Data entries
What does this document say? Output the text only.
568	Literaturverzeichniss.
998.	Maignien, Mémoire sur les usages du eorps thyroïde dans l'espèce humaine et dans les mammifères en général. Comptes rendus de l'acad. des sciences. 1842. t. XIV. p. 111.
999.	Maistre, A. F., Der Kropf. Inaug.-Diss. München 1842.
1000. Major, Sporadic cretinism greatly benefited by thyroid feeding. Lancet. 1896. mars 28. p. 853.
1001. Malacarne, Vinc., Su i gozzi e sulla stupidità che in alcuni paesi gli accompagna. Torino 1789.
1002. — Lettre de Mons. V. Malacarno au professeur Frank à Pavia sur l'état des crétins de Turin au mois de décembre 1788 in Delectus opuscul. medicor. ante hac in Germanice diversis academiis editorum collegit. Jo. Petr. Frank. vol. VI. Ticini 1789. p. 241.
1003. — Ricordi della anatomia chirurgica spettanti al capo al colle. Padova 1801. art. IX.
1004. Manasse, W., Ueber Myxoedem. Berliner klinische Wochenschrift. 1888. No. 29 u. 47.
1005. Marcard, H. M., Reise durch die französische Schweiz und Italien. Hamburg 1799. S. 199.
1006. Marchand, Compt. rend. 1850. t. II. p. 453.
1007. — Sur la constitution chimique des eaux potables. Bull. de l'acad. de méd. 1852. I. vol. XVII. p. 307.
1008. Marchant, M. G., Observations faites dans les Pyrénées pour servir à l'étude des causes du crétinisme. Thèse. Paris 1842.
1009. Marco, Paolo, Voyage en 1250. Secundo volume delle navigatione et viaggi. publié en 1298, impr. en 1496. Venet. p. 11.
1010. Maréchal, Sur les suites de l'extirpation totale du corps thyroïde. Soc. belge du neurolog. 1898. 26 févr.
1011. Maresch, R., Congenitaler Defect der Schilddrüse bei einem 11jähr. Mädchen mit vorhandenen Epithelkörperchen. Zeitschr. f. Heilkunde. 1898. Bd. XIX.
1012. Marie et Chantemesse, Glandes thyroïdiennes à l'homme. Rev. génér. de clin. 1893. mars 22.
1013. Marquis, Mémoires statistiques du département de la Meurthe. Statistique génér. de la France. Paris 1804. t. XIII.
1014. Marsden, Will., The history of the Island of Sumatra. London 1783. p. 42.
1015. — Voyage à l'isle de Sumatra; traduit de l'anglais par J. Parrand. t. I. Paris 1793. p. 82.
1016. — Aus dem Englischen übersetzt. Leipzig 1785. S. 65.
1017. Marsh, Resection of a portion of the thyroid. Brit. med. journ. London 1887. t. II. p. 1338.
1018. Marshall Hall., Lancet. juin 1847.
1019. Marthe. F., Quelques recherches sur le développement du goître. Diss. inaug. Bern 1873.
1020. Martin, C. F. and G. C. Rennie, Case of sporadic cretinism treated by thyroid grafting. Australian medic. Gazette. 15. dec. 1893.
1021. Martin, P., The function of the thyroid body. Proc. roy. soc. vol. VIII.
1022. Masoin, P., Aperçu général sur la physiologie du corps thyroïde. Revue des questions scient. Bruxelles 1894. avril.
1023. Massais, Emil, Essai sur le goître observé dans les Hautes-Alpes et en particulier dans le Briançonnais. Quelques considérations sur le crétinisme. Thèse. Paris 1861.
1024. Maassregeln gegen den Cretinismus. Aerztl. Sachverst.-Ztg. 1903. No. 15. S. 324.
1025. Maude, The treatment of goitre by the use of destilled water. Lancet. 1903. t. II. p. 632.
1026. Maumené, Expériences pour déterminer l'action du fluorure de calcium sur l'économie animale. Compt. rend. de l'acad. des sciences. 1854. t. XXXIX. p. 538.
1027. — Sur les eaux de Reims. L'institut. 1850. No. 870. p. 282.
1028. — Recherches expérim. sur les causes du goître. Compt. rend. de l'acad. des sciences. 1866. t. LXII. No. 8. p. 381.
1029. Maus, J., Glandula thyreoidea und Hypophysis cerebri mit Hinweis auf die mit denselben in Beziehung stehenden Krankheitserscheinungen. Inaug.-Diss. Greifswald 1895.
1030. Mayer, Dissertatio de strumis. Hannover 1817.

▶ Task to complete
Return the entries in full, keeping every line exactly as it is.

▶ The completed task
What does this document say? Output the text only.
568	Literaturverzeichniss.
998.	Maignien, Mémoire sur les usages du eorps thyroïde dans l'espèce humaine et dans les mammifères en général. Comptes rendus de l'acad. des sciences. 1842. t. XIV. p. 111.
999.	Maistre, A. F., Der Kropf. Inaug.-Diss. München 1842.
1000. Major, Sporadic cretinism greatly benefited by thyroid feeding. Lancet. 1896. mars 28. p. 853.
1001. Malacarne, Vinc., Su i gozzi e sulla stupidità che in alcuni paesi gli accompagna. Torino 1789.
1002. — Lettre de Mons. V. Malacarno au professeur Frank à Pavia sur l'état des crétins de Turin au mois de décembre 1788 in Delectus opuscul. medicor. ante hac in Germanice diversis academiis editorum collegit. Jo. Petr. Frank. vol. VI. Ticini 1789. p. 241.
1003. — Ricordi della anatomia chirurgica spettanti al capo al colle. Padova 1801. art. IX.
1004. Manasse, W., Ueber Myxoedem. Berliner klinische Wochenschrift. 1888. No. 29 u. 47.
1005. Marcard, H. M., Reise durch die französische Schweiz und Italien. Hamburg 1799. S. 199.
1006. Marchand, Compt. rend. 1850. t. II. p. 453.
1007. — Sur la constitution chimique des eaux potables. Bull. de l'acad. de méd. 1852. I. vol. XVII. p. 307.
1008. Marchant, M. G., Observations faites dans les Pyrénées pour servir à l'étude des causes du crétinisme. Thèse. Paris 1842.
1009. Marco, Paolo, Voyage en 1250. Secundo volume delle navigatione et viaggi. publié en 1298, impr. en 1496. Venet. p. 11.
1010. Maréchal, Sur les suites de l'extirpation totale du corps thyroïde. Soc. belge du neurolog. 1898. 26 févr.
1011. Maresch, R., Congenitaler Defect der Schilddrüse bei einem 11jähr. Mädchen mit vorhandenen Epithelkörperchen. Zeitschr. f. Heilkunde. 1898. Bd. XIX.
1012. Marie et Chantemesse, Glandes thyroïdiennes à l'homme. Rev. génér. de clin. 1893. mars 22.
1013. Marquis, Mémoires statistiques du département de la Meurthe. Statistique génér. de la France. Paris 1804. t. XIII.
1014. Marsden, Will., The history of the Island of Sumatra. London 1783. p. 42.
1015. — Voyage à l'isle de Sumatra; traduit de l'anglais par J. Parrand. t. I. Paris 1793. p. 82.
1016. — Aus dem Englischen übersetzt. Leipzig 1785. S. 65.
1017. Marsh, Resection of a portion of the thyroid. Brit. med. journ. London 1887. t. II. p. 1338.
1018. Marshall Hall., Lancet. juin 1847.
1019. Marthe. F., Quelques recherches sur le développement du goître. Diss. inaug. Bern 1873.
1020. Martin, C. F. and G. C. Rennie, Case of sporadic cretinism treated by thyroid grafting. Australian medic. Gazette. 15. dec. 1893.
1021. Martin, P., The function of the thyroid body. Proc. roy. soc. vol. VIII.
1022. Masoin, P., Aperçu général sur la physiologie du corps thyroïde. Revue des questions scient. Bruxelles 1894. avril.
1023. Massais, Emil, Essai sur le goître observé dans les Hautes-Alpes et en particulier dans le Briançonnais. Quelques considérations sur le crétinisme. Thèse. Paris 1861.
1024. Maassregeln gegen den Cretinismus. Aerztl. Sachverst.-Ztg. 1903. No. 15. S. 324.
1025. Maude, The treatment of goitre by the use of destilled water. Lancet. 1903. t. II. p. 632.
1026. Maumené, Expériences pour déterminer l'action du fluorure de calcium sur l'économie animale. Compt. rend. de l'acad. des sciences. 1854. t. XXXIX. p. 538.
1027. — Sur les eaux de Reims. L'institut. 1850. No. 870. p. 282.
1028. — Recherches expérim. sur les causes du goître. Compt. rend. de l'acad. des sciences. 1866. t. LXII. No. 8. p. 381.
1029. Maus, J., Glandula thyreoidea und Hypophysis cerebri mit Hinweis auf die mit denselben in Beziehung stehenden Krankheitserscheinungen. Inaug.-Diss. Greifswald 1895.
1030. Mayer, Dissertatio de strumis. Hannover 1817.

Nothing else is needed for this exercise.